__Exercise goal__. State the number of lines that contain "question", with no other text.

** START OF Material for this exercise **

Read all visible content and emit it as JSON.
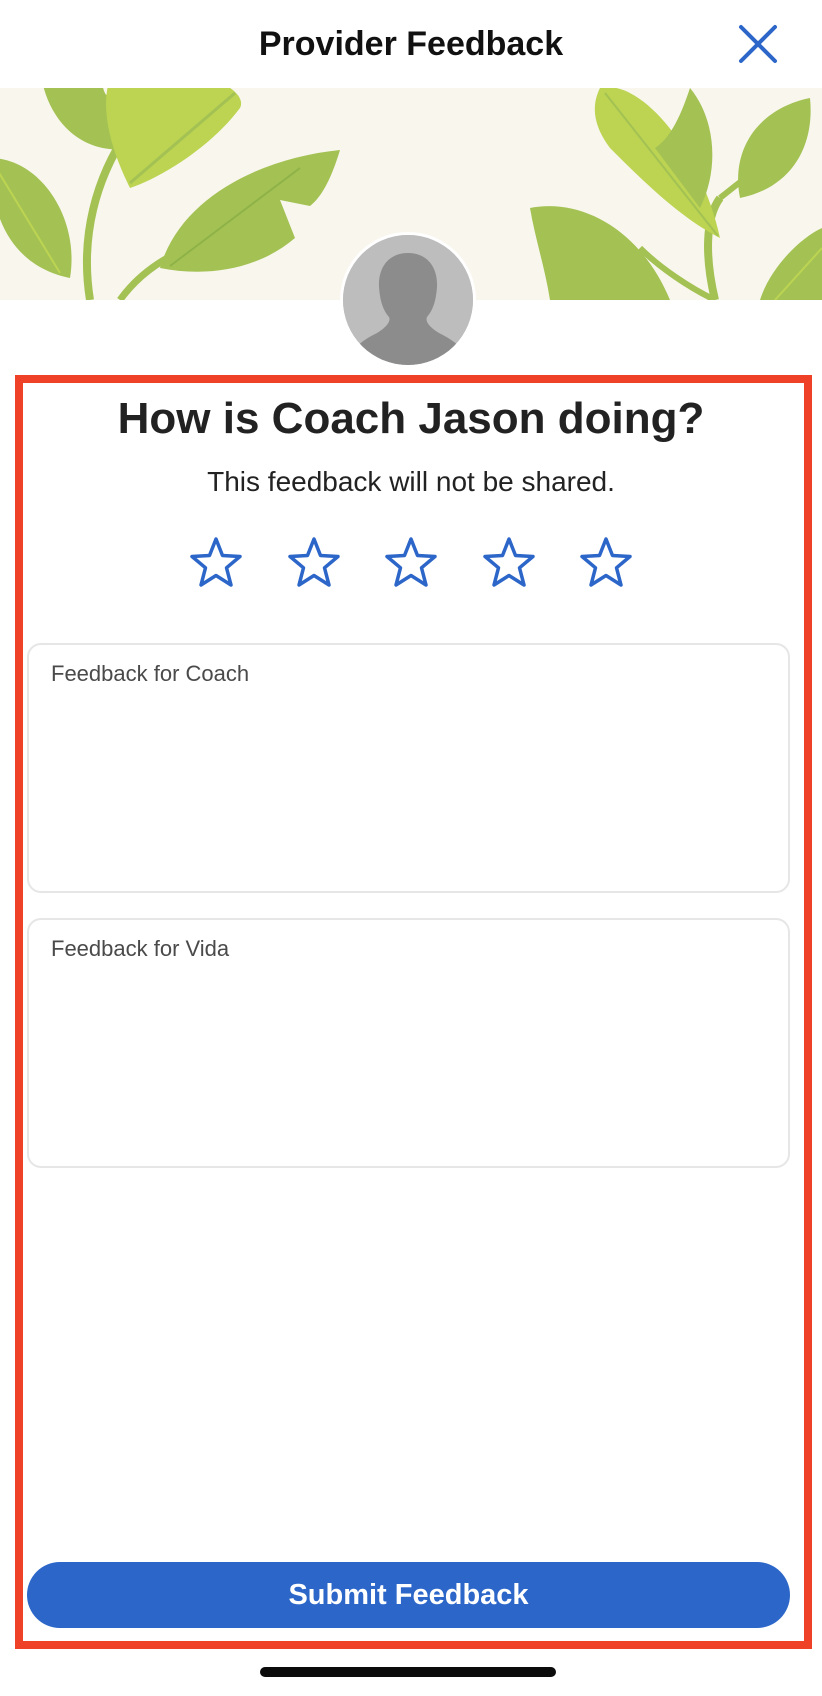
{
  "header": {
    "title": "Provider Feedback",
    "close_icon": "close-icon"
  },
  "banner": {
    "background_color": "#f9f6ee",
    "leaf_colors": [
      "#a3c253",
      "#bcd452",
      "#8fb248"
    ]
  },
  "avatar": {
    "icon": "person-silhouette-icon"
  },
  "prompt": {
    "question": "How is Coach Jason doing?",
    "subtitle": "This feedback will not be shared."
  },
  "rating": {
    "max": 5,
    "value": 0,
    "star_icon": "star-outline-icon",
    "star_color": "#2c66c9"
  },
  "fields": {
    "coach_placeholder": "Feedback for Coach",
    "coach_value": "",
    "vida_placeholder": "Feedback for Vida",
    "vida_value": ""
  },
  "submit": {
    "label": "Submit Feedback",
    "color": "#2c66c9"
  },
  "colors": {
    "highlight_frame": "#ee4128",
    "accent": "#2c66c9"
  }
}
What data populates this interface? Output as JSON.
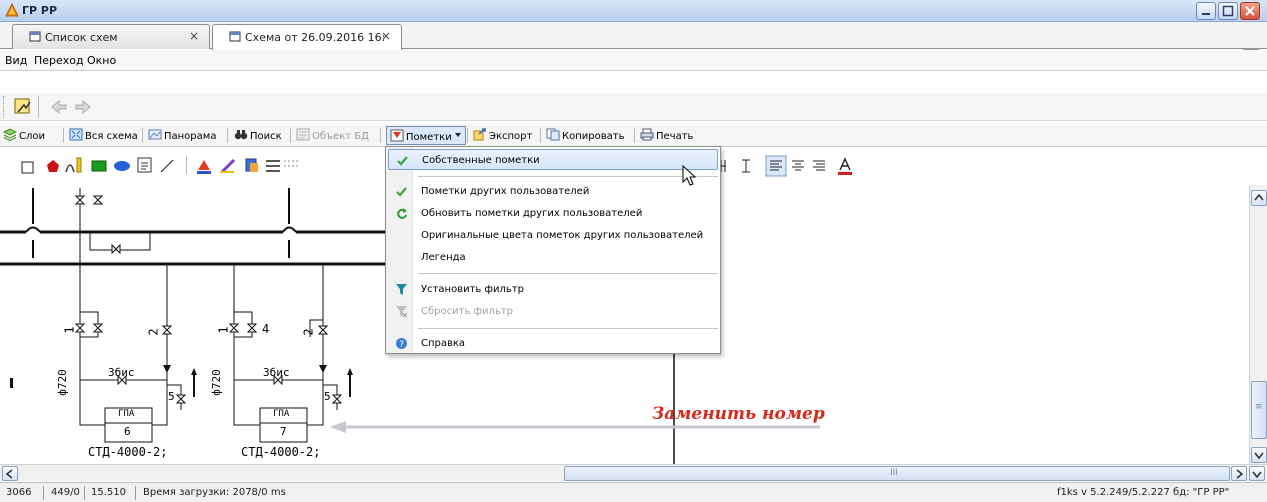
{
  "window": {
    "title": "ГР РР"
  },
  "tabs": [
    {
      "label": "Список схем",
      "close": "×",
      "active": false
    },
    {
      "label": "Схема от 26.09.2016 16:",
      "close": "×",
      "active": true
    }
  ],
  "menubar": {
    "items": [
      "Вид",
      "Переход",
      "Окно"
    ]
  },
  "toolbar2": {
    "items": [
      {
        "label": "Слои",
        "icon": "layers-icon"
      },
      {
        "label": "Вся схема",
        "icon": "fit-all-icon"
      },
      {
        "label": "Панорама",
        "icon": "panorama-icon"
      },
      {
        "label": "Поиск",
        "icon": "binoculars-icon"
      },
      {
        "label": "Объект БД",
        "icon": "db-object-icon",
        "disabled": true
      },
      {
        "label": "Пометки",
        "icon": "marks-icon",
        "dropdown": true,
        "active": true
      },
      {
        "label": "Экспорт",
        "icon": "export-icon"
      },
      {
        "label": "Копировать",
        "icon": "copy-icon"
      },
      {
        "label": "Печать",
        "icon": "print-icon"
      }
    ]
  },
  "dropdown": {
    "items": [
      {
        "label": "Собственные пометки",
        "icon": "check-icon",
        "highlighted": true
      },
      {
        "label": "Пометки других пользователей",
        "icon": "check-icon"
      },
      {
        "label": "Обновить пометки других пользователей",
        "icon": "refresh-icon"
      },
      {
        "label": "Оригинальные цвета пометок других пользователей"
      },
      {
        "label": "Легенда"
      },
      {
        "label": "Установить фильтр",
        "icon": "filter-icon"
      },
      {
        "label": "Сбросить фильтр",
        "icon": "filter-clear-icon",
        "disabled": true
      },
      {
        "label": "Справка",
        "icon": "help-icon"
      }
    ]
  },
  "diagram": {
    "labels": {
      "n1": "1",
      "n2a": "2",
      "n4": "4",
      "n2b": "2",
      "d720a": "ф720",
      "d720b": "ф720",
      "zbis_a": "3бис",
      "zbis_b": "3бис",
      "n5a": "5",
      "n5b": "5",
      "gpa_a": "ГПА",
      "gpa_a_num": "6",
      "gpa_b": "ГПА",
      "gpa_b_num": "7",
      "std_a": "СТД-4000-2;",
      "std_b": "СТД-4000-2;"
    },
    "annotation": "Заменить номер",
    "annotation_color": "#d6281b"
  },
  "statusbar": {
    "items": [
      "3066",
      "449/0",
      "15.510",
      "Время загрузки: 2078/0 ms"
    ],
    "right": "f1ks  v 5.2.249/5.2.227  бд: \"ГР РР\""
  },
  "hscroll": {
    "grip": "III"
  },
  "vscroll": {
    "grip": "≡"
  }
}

** END OF Material for this exercise **
** START OF Material for this exercise **

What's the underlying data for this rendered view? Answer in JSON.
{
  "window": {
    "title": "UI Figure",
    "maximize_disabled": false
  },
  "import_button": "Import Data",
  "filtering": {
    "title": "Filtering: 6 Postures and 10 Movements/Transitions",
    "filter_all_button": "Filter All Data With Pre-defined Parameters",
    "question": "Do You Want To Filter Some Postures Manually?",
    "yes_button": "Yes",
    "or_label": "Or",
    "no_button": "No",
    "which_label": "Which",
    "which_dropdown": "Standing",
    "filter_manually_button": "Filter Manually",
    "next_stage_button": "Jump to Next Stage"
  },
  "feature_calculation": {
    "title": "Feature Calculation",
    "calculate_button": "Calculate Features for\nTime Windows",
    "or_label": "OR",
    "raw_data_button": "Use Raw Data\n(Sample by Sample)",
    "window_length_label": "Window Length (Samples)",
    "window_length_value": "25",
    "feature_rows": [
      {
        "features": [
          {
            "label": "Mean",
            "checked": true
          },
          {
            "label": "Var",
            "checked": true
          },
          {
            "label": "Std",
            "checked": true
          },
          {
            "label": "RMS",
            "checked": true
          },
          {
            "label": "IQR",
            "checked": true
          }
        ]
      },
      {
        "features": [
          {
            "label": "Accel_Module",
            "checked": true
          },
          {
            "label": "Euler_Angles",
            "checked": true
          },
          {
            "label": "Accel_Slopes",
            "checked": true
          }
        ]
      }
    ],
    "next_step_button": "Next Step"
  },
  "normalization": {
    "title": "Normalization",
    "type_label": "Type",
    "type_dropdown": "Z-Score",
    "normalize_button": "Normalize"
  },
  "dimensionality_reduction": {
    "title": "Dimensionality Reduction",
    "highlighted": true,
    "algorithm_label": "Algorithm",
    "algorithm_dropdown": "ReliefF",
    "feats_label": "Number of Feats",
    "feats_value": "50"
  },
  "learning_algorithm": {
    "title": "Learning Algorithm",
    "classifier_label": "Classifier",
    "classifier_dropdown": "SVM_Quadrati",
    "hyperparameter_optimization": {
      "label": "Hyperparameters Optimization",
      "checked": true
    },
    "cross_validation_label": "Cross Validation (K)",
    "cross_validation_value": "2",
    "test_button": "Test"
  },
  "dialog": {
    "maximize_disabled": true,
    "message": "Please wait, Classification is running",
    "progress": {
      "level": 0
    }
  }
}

** END OF Material for this exercise **
** START OF Material for this exercise **

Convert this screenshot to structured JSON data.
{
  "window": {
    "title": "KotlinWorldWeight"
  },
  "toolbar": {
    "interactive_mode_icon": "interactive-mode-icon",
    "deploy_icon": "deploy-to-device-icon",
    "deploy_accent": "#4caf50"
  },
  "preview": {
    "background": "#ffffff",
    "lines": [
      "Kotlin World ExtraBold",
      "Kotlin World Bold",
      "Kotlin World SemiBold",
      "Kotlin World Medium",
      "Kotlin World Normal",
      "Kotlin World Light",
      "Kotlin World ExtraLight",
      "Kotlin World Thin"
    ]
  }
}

** END OF Material for this exercise **

__Solution to the problem__. 2